=== INPUT ===

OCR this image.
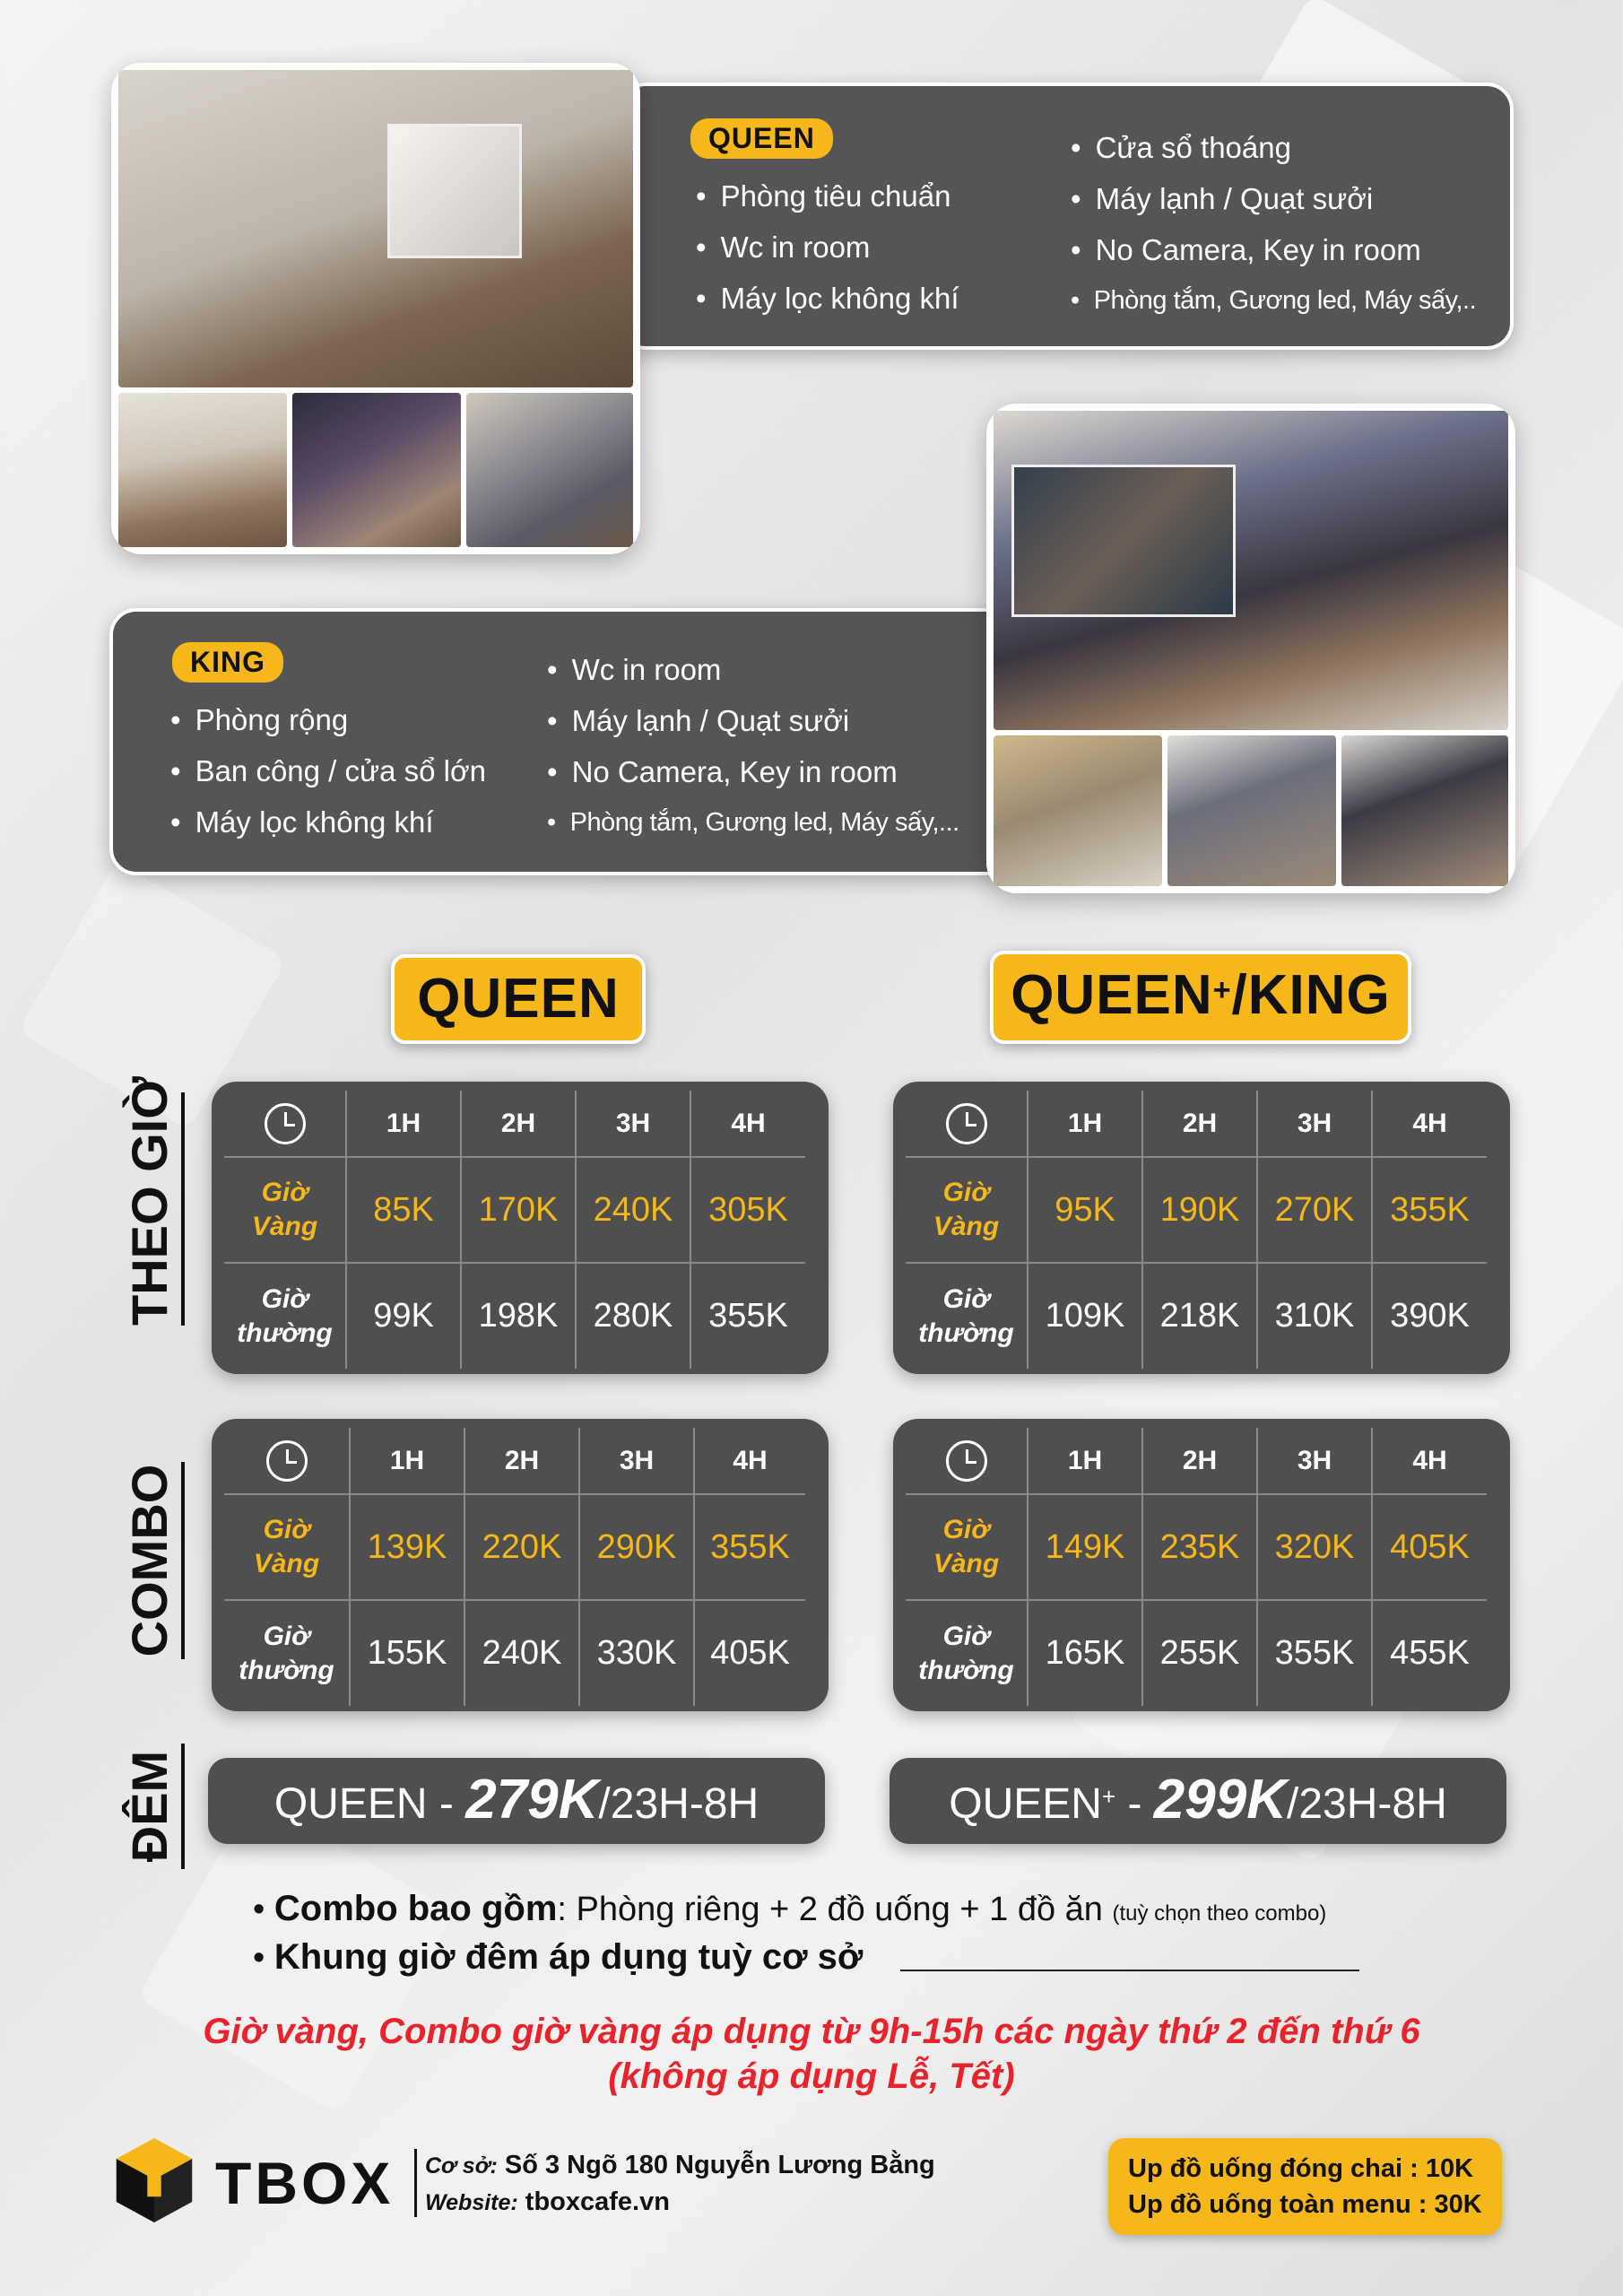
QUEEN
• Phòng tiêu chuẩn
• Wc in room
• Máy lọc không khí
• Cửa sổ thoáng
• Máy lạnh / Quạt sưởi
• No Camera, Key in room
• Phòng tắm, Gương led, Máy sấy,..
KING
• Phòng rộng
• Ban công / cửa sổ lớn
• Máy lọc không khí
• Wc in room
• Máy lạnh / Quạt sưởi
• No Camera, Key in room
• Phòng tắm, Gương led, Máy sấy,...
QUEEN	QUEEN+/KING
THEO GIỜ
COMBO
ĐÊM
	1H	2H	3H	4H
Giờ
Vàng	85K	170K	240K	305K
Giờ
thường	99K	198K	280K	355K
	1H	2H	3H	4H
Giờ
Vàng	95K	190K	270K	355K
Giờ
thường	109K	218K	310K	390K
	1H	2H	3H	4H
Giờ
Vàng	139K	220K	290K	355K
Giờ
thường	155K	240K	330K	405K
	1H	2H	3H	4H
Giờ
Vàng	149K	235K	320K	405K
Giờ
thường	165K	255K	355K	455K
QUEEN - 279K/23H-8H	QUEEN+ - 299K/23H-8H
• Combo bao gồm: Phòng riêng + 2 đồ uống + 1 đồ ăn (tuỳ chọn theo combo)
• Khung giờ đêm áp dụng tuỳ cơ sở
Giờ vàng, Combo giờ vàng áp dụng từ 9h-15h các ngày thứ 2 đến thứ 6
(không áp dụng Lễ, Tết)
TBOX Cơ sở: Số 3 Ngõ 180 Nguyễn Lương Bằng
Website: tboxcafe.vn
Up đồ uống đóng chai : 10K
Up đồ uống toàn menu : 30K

===
=== INPUT ===

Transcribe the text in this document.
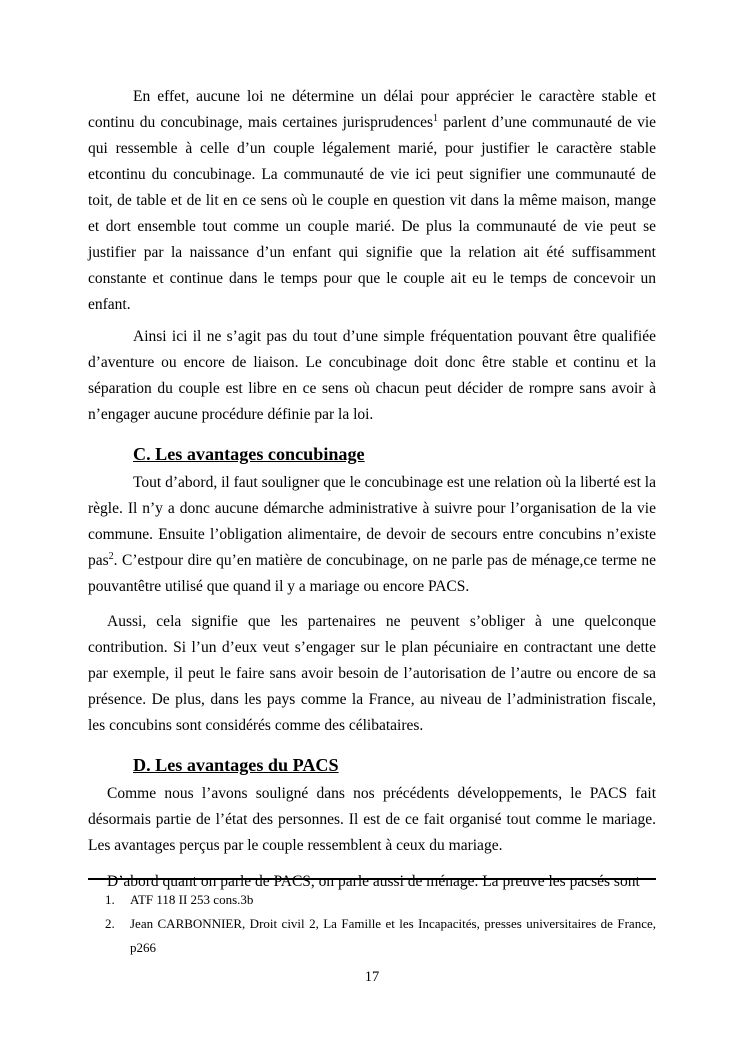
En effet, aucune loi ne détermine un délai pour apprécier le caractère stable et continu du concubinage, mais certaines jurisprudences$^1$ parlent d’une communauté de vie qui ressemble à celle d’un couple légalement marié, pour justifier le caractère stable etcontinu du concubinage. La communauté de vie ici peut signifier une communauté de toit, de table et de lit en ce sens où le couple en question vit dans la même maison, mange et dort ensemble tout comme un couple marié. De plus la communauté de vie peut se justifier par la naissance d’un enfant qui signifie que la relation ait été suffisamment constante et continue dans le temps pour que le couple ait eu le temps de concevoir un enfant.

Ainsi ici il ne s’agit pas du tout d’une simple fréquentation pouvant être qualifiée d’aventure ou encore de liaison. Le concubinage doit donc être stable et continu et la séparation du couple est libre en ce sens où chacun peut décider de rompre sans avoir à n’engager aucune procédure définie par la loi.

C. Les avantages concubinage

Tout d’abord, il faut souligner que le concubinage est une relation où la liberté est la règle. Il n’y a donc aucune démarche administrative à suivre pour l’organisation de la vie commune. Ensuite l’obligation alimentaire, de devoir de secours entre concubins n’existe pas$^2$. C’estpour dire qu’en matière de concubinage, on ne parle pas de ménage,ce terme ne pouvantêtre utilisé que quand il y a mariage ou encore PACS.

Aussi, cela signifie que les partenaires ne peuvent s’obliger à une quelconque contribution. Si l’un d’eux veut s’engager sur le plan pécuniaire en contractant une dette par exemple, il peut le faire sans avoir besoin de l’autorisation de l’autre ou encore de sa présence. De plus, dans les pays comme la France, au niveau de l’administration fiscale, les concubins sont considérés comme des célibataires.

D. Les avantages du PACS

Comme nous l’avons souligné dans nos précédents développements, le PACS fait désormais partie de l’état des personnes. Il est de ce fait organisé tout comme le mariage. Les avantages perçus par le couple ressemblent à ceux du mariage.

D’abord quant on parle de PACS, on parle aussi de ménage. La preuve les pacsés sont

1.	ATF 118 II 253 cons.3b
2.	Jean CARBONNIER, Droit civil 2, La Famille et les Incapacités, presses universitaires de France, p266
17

===

Show each line in the entries that holds the string "dụng".

## TASK SOLUTION
• Khung giờ đêm áp dụng tuỳ cơ sở
Giờ vàng, Combo giờ vàng áp dụng từ 9h-15h các ngày thứ 2 đến thứ 6
(không áp dụng Lễ, Tết)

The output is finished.